Copy out each line in the material below that has the word "Freelance".

Data extracted from a collection
········
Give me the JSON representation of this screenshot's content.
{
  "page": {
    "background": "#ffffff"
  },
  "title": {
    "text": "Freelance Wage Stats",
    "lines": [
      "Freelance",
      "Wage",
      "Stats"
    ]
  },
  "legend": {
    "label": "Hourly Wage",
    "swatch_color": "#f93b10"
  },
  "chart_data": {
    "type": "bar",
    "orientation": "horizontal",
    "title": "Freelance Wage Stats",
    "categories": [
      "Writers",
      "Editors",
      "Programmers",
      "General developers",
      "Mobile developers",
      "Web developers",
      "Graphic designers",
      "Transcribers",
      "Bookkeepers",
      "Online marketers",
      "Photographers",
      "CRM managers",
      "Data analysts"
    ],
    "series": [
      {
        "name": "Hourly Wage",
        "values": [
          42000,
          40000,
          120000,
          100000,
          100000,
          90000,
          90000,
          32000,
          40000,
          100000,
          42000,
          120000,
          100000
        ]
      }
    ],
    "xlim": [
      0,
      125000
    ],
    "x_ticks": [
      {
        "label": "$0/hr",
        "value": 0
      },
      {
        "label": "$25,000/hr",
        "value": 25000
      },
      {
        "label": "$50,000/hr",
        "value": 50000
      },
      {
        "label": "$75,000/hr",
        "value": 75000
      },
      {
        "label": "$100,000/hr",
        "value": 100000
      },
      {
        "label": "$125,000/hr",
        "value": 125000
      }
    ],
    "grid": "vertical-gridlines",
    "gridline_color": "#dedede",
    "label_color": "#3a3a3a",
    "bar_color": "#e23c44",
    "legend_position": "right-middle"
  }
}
········
_Exercise solution_
    "text": "Freelance Wage Stats",
      "Freelance",
    "title": "Freelance Wage Stats",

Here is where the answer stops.